- _REQUIRED WORK_
a) Based on the article about jealousy in open relationships, explain why the article says the trick is to decide what to do with emotions rather than to limit the range of emotions we feel.
b) Carry the article on jealousy in open relationships forward from its last sentence.

- _TEXT PASSAGE_
By Tom Bruett, MFT
Tom is a psychotherapist and couples counselor at the Gay Therapy Center San Francisco. You can read more about Tom here.
Feeling jealous in an open relationship is perfectly natural. It is perfectly natural to feel all sorts of things in any type of relationship.
The trick is not to limit the range of emotions we feel, but rather decide what we want to do with the emotions when they come up. Because they will come up. For example, you may feel jealous if your partner sleeps with another person, but feeling jealous in and of itself is not the end of the world.
We’re in an age when we can decide what type of relationship structure works for us. For some, a monogamous relationship is crucial to feeling safe and secure. For others, there are various non-monogamous arrangements that can allow for safety, security, increased intimacy and not to mention fun.
Open or Non-monogamous Relationships
There are a number of resources for couples looking to open up or change the structure of their relationship. I won’t be covering all the types of relationship structures available in this article. However, when I refer to non-monogamy or open relationships, I’m referring to a consensual and mutually agreed upon relationship where either or both parties are able to have sex or date more than one person.

Page layout parsing data
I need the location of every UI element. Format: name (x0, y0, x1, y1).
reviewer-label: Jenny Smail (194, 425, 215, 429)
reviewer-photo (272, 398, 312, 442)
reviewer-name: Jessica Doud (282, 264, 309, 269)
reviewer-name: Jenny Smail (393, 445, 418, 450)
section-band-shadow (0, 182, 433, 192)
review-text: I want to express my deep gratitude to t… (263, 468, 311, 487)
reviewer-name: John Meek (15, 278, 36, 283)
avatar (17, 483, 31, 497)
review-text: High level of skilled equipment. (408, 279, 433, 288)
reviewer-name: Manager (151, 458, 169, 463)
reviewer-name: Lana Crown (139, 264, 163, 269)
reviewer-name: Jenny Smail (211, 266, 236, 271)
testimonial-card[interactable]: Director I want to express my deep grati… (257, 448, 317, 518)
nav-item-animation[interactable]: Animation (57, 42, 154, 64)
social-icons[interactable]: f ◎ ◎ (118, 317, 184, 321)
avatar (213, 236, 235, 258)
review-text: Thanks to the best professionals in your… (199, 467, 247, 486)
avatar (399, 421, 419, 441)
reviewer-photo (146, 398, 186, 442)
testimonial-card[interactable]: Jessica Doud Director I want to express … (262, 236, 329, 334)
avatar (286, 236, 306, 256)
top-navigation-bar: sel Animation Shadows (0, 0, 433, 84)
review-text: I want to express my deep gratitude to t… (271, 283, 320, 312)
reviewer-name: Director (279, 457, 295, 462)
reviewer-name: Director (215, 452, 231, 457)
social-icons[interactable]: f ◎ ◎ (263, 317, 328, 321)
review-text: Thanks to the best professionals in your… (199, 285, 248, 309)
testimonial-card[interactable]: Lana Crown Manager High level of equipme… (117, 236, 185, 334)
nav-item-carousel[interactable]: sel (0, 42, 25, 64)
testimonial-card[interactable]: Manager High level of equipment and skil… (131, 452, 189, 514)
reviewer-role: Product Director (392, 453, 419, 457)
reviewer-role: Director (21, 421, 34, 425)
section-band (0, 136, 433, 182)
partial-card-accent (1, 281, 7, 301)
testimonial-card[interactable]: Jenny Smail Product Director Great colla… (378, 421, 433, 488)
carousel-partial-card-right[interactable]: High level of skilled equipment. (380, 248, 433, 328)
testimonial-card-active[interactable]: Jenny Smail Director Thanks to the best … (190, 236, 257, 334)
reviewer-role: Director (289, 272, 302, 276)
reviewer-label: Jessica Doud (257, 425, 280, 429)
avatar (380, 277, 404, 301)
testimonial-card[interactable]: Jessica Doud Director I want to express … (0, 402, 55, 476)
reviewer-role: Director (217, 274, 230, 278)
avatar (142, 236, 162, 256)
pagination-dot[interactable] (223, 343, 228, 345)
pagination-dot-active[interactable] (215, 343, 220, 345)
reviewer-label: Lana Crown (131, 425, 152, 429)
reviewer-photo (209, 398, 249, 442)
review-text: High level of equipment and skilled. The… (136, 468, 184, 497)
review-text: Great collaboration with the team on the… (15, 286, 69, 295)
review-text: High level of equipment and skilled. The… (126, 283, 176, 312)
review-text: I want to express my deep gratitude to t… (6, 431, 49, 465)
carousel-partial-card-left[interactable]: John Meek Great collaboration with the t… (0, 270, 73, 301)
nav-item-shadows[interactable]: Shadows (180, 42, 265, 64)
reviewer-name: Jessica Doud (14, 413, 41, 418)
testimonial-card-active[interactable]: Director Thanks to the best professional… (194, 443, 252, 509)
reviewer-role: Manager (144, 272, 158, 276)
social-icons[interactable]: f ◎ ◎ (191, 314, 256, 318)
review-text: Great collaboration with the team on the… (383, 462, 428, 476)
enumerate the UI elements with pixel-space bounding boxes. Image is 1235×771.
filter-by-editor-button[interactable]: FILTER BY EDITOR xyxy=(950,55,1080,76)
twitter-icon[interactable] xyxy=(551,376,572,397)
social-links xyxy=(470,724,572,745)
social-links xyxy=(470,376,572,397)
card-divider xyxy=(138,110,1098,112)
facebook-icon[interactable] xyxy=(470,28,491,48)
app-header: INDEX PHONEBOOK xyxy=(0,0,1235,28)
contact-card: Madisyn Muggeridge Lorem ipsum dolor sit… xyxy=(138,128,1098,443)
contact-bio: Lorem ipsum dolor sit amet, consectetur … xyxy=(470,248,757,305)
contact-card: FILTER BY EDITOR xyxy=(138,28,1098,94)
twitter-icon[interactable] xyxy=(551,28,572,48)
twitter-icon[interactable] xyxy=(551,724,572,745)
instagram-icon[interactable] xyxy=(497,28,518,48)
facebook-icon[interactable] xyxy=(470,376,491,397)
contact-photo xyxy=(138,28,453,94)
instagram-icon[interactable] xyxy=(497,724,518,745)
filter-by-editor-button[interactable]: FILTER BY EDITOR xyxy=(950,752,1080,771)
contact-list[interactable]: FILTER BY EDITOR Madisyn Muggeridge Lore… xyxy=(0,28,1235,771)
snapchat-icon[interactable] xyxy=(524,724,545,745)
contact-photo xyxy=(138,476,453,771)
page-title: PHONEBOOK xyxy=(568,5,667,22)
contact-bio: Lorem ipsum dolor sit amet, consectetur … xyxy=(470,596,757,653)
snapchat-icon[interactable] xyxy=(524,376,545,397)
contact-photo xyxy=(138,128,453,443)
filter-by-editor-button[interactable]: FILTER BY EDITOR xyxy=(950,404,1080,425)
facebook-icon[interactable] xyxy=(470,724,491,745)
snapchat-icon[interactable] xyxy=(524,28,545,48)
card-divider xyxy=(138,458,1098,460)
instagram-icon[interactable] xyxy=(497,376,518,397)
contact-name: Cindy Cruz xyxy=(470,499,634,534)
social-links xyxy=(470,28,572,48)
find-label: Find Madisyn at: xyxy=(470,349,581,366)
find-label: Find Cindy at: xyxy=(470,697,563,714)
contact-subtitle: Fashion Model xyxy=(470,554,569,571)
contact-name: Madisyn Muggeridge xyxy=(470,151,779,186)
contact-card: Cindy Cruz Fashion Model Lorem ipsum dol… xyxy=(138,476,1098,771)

- _RESULTS BY TASK_
a) The emotions will come up regardless. Since feelings like jealousy will arise anyway, what matters is deciding how to act when they do.

b)
The book The Ethical Slut is a fantastic primer for those interested in learning more about non-monogamous relationships.
Below are some tools to begin understanding complex emotions like jealousy that may pop up from time to time, especially in open or non-monogamous relationships. Feeling jealous in an open relationship is not necessarily a crisis. Though painful, it can be a positive experience.
What To Do When Feeling Jealous in an Open Relationship
Sit with the feeling. Try and understand your feelings without judgment. Are you scared that you may lose your partner? Are there ways your partner could make you feel more secure? The first step is understanding what’s going on inside you and then you’ll be better able to better communicate that to someone else.
Take a moment before you react. In primary attachment relationships, small actions can sometimes cause big reactions. Take a moment to calm and soothe yourself before beginning a tough conversation with you partner about your needs or fears.
Give yourself a pat on the back. Open relationships take a lot of work! They require trust, honesty and communication on a level that can be pretty intense. Take a moment to validate the progress that you have made so far.
Communicate with your partner. Make a pact to only communicate about sensitive topics when you’re both feeling calm and grounded. Make sure you know what you are feeling or needing before you begin making requests from your partner.
Turn toward each other. This is a technique often spoken about by John and Julie Gottman, leaders in couples therapy research. When your partner does reach out to begin processing or looking at tough emotions, make space for them. They’re more than likely making a bid for connection and putting themselves out there in a vulnerable way. Turn toward them, instead of turning away and making the situation worse.
For more information about how we help LGBTQ individuals and couples please visit our website at www.thegaytherapycenter.com. We offer services in our San Francisco, New York, or Los Angeles offices or by Skype or phone worldwide.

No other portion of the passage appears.